Task to complete
Rewrite these lines with every "elements" changed to "items" and everything else unchanged. Leave the pictures out.

Data records
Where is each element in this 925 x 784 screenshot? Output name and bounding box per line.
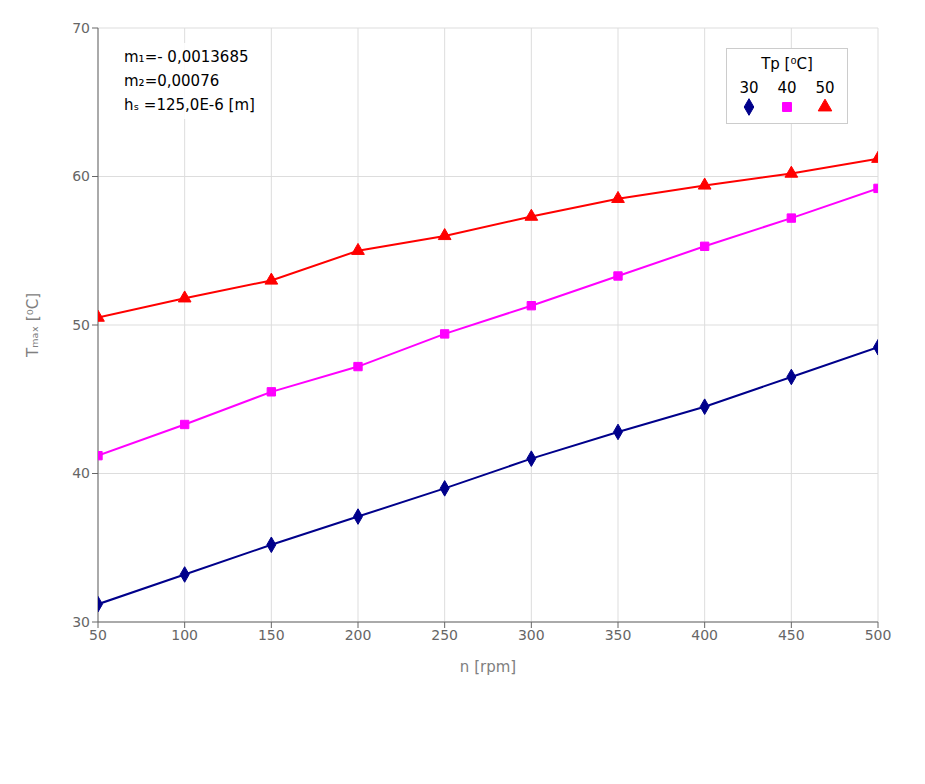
svg-text:150: 150 xyxy=(258,627,285,643)
svg-text:50: 50 xyxy=(72,317,90,333)
html-text:m₂=0,00076: m₂=0,00076 xyxy=(124,72,220,90)
html-text:m₁=- 0,0013685: m₁=- 0,0013685 xyxy=(124,48,249,66)
svg-text:200: 200 xyxy=(345,627,372,643)
svg-text:30: 30 xyxy=(72,614,90,630)
html-text:30: 30 xyxy=(739,79,759,97)
svg-text:40: 40 xyxy=(72,465,90,481)
svg-text:250: 250 xyxy=(431,627,458,643)
svg-text:n [rpm]: n [rpm] xyxy=(460,658,516,676)
html-text:40: 40 xyxy=(777,79,797,97)
svg-text:400: 400 xyxy=(691,627,718,643)
svg-text:450: 450 xyxy=(778,627,805,643)
html-text:50: 50 xyxy=(815,79,835,97)
svg-text:350: 350 xyxy=(605,627,632,643)
svg-text:100: 100 xyxy=(171,627,198,643)
svg-text:60: 60 xyxy=(72,168,90,184)
html-text:hₛ =125,0E-6 [m]: hₛ =125,0E-6 [m] xyxy=(124,96,255,114)
svg-text:500: 500 xyxy=(865,627,892,643)
html-text:Tp [⁰C]: Tp [⁰C] xyxy=(761,55,813,73)
svg-text:70: 70 xyxy=(72,20,90,36)
svg-text:Tₘₐₓ [⁰C]: Tₘₐₓ [⁰C] xyxy=(24,293,42,358)
svg-text:300: 300 xyxy=(518,627,545,643)
svg-text:50: 50 xyxy=(89,627,107,643)
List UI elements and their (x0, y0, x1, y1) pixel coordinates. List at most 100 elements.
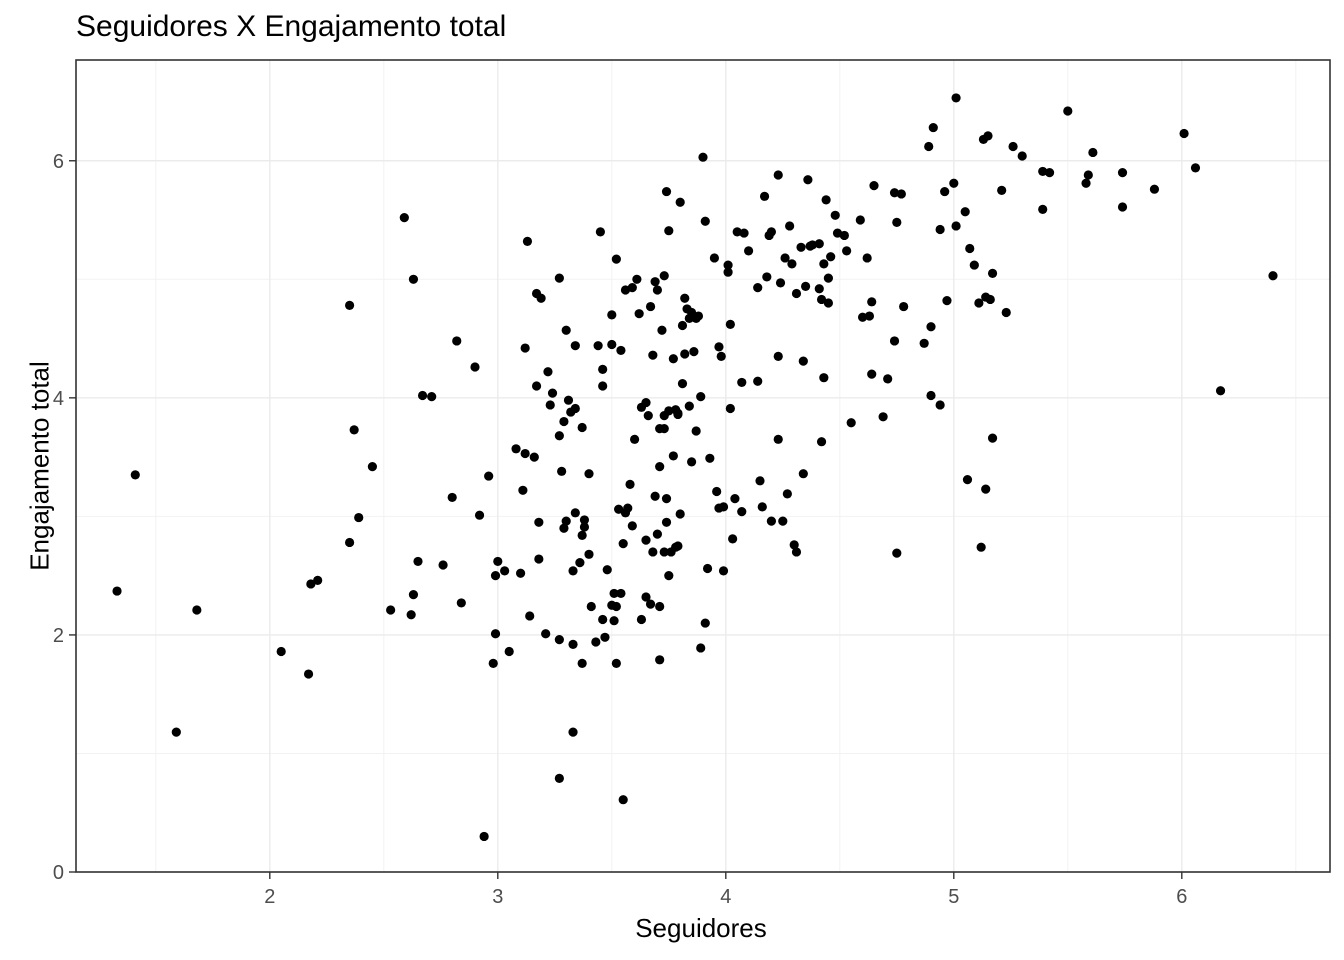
data-point (924, 141, 934, 152)
data-point (949, 178, 959, 188)
x-tick-label: 5 (948, 886, 959, 908)
data-point (557, 466, 567, 476)
data-point (773, 170, 783, 180)
data-point (1038, 204, 1048, 214)
data-point (648, 547, 658, 557)
data-point (696, 643, 706, 653)
data-point (655, 655, 665, 665)
data-point (716, 351, 726, 361)
data-point (417, 390, 428, 401)
data-point (869, 181, 879, 191)
data-point (1063, 106, 1073, 116)
data-point (607, 339, 617, 350)
data-point (664, 406, 674, 416)
data-point (500, 566, 510, 576)
data-point (632, 274, 642, 284)
data-point (976, 542, 986, 552)
data-point (490, 571, 501, 581)
data-point (942, 296, 952, 306)
data-point (568, 566, 578, 576)
chart-title: Seguidores X Engajamento total (76, 10, 507, 43)
data-point (563, 395, 574, 405)
data-point (1088, 147, 1098, 158)
axis-ticks: 2 3 4 5 6 0 2 4 6 (53, 151, 1187, 908)
data-point (408, 590, 419, 600)
data-point (1017, 151, 1027, 161)
data-point (192, 605, 202, 615)
data-point (816, 437, 827, 447)
data-point (702, 563, 713, 574)
data-point (700, 216, 710, 226)
data-point (452, 336, 462, 346)
data-point (728, 534, 738, 544)
data-point (561, 516, 571, 526)
data-point (577, 422, 587, 433)
data-point (791, 288, 802, 299)
data-point (276, 646, 286, 657)
data-point (598, 614, 608, 625)
data-point (630, 434, 640, 444)
data-point (687, 457, 697, 467)
data-point (744, 246, 754, 256)
data-point (1179, 128, 1189, 139)
data-point (883, 374, 893, 384)
data-point (586, 601, 596, 612)
data-point (559, 416, 569, 427)
data-point (766, 516, 777, 526)
grid-lines (76, 60, 1330, 873)
data-point (659, 424, 669, 434)
data-point (803, 175, 813, 185)
data-point (541, 629, 551, 639)
data-point (862, 253, 872, 263)
data-point (867, 369, 877, 379)
data-point (625, 479, 635, 489)
data-point (470, 362, 480, 372)
data-point (664, 226, 674, 236)
data-point (595, 227, 606, 237)
data-point (668, 451, 678, 461)
data-point (643, 411, 653, 421)
y-tick-label: 4 (53, 388, 64, 410)
data-point (579, 522, 590, 532)
data-point (762, 272, 772, 282)
data-point (627, 521, 637, 531)
data-point (609, 616, 619, 626)
data-point (1149, 184, 1160, 194)
data-point (839, 230, 849, 241)
data-point (645, 301, 656, 312)
data-point (785, 221, 795, 231)
data-point (899, 301, 909, 312)
data-point (889, 188, 900, 198)
data-point (130, 470, 140, 480)
data-point (427, 392, 437, 402)
y-tick-label: 6 (53, 151, 64, 173)
data-point (657, 325, 667, 335)
data-point (655, 461, 665, 472)
data-point (691, 426, 701, 436)
data-point (664, 571, 674, 581)
data-point (518, 485, 528, 495)
data-point (778, 516, 788, 526)
data-point (819, 373, 829, 383)
data-point (705, 453, 715, 463)
data-point (684, 401, 694, 411)
data-point (600, 632, 610, 642)
data-point (456, 598, 466, 608)
data-point (598, 364, 608, 374)
data-point (787, 259, 797, 269)
data-point (545, 400, 555, 410)
data-point (488, 658, 498, 668)
data-point (354, 512, 364, 523)
data-point (1190, 163, 1201, 173)
data-point (655, 601, 665, 612)
data-point (981, 484, 991, 494)
data-point (723, 260, 733, 270)
data-point (673, 541, 683, 551)
data-point (659, 547, 669, 557)
data-point (791, 547, 802, 557)
data-point (782, 489, 792, 499)
data-point (616, 588, 626, 599)
data-point (677, 379, 688, 389)
data-point (171, 727, 181, 737)
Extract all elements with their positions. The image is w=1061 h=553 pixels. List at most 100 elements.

The answer
Where is each element in this 925 x 784 screenshot? Output name and bounding box per line.
svg-text:150: 150 xyxy=(258,627,285,643)
svg-text:50: 50 xyxy=(72,317,90,333)
html-text:m₂=0,00076: m₂=0,00076 xyxy=(124,72,220,90)
html-text:m₁=- 0,0013685: m₁=- 0,0013685 xyxy=(124,48,249,66)
svg-text:200: 200 xyxy=(345,627,372,643)
svg-text:30: 30 xyxy=(72,614,90,630)
html-text:30: 30 xyxy=(739,79,759,97)
svg-text:40: 40 xyxy=(72,465,90,481)
svg-text:250: 250 xyxy=(431,627,458,643)
svg-text:n [rpm]: n [rpm] xyxy=(460,658,516,676)
html-text:40: 40 xyxy=(777,79,797,97)
svg-text:400: 400 xyxy=(691,627,718,643)
svg-text:450: 450 xyxy=(778,627,805,643)
html-text:50: 50 xyxy=(815,79,835,97)
svg-text:350: 350 xyxy=(605,627,632,643)
svg-text:100: 100 xyxy=(171,627,198,643)
svg-text:60: 60 xyxy=(72,168,90,184)
html-text:hₛ =125,0E-6 [m]: hₛ =125,0E-6 [m] xyxy=(124,96,255,114)
svg-text:500: 500 xyxy=(865,627,892,643)
html-text:Tp [⁰C]: Tp [⁰C] xyxy=(761,55,813,73)
svg-text:70: 70 xyxy=(72,20,90,36)
svg-text:Tₘₐₓ [⁰C]: Tₘₐₓ [⁰C] xyxy=(24,293,42,358)
svg-text:300: 300 xyxy=(518,627,545,643)
svg-text:50: 50 xyxy=(89,627,107,643)
List UI items and their (x0, y0, x1, y1) pixel coordinates. List at most 100 items.
data-point (924, 141, 934, 152)
data-point (949, 178, 959, 188)
x-tick-label: 5 (948, 886, 959, 908)
data-point (557, 466, 567, 476)
data-point (773, 170, 783, 180)
data-point (1038, 204, 1048, 214)
data-point (648, 547, 658, 557)
data-point (696, 643, 706, 653)
data-point (655, 655, 665, 665)
data-point (716, 351, 726, 361)
data-point (417, 390, 428, 401)
data-point (869, 181, 879, 191)
data-point (1063, 106, 1073, 116)
data-point (607, 339, 617, 350)
data-point (664, 406, 674, 416)
data-point (500, 566, 510, 576)
data-point (632, 274, 642, 284)
data-point (976, 542, 986, 552)
data-point (490, 571, 501, 581)
data-point (942, 296, 952, 306)
data-point (568, 566, 578, 576)
chart-title: Seguidores X Engajamento total (76, 10, 507, 43)
data-point (563, 395, 574, 405)
data-point (1088, 147, 1098, 158)
axis-ticks: 2 3 4 5 6 0 2 4 6 (53, 151, 1187, 908)
data-point (408, 590, 419, 600)
data-point (1017, 151, 1027, 161)
data-point (192, 605, 202, 615)
data-point (816, 437, 827, 447)
data-point (702, 563, 713, 574)
data-point (700, 216, 710, 226)
data-point (452, 336, 462, 346)
data-point (728, 534, 738, 544)
data-point (561, 516, 571, 526)
data-point (577, 422, 587, 433)
data-point (791, 288, 802, 299)
data-point (276, 646, 286, 657)
data-point (598, 614, 608, 625)
data-point (630, 434, 640, 444)
data-point (687, 457, 697, 467)
data-point (744, 246, 754, 256)
data-point (1179, 128, 1189, 139)
data-point (883, 374, 893, 384)
data-point (586, 601, 596, 612)
data-point (559, 416, 569, 427)
data-point (766, 516, 777, 526)
grid-lines (76, 60, 1330, 873)
data-point (659, 424, 669, 434)
data-point (803, 175, 813, 185)
data-point (541, 629, 551, 639)
data-point (862, 253, 872, 263)
data-point (867, 369, 877, 379)
data-point (625, 479, 635, 489)
data-point (470, 362, 480, 372)
data-point (664, 226, 674, 236)
data-point (595, 227, 606, 237)
data-point (668, 451, 678, 461)
data-point (643, 411, 653, 421)
y-tick-label: 4 (53, 388, 64, 410)
data-point (579, 522, 590, 532)
data-point (762, 272, 772, 282)
data-point (627, 521, 637, 531)
data-point (609, 616, 619, 626)
data-point (1149, 184, 1160, 194)
data-point (839, 230, 849, 241)
data-point (645, 301, 656, 312)
data-point (785, 221, 795, 231)
data-point (899, 301, 909, 312)
data-point (889, 188, 900, 198)
data-point (130, 470, 140, 480)
data-point (427, 392, 437, 402)
y-tick-label: 6 (53, 151, 64, 173)
data-point (657, 325, 667, 335)
data-point (655, 461, 665, 472)
data-point (691, 426, 701, 436)
data-point (664, 571, 674, 581)
data-point (518, 485, 528, 495)
data-point (778, 516, 788, 526)
data-point (819, 373, 829, 383)
data-point (705, 453, 715, 463)
data-point (684, 401, 694, 411)
data-point (600, 632, 610, 642)
data-point (456, 598, 466, 608)
data-point (598, 364, 608, 374)
data-point (787, 259, 797, 269)
data-point (545, 400, 555, 410)
data-point (488, 658, 498, 668)
data-point (354, 512, 364, 523)
data-point (1190, 163, 1201, 173)
data-point (655, 601, 665, 612)
data-point (981, 484, 991, 494)
data-point (723, 260, 733, 270)
data-point (673, 541, 683, 551)
data-point (659, 547, 669, 557)
data-point (791, 547, 802, 557)
data-point (782, 489, 792, 499)
data-point (616, 588, 626, 599)
data-point (677, 379, 688, 389)
data-point (171, 727, 181, 737)
Extract all items with their positions. The image is w=1061 h=553 pixels. List at most 100 items.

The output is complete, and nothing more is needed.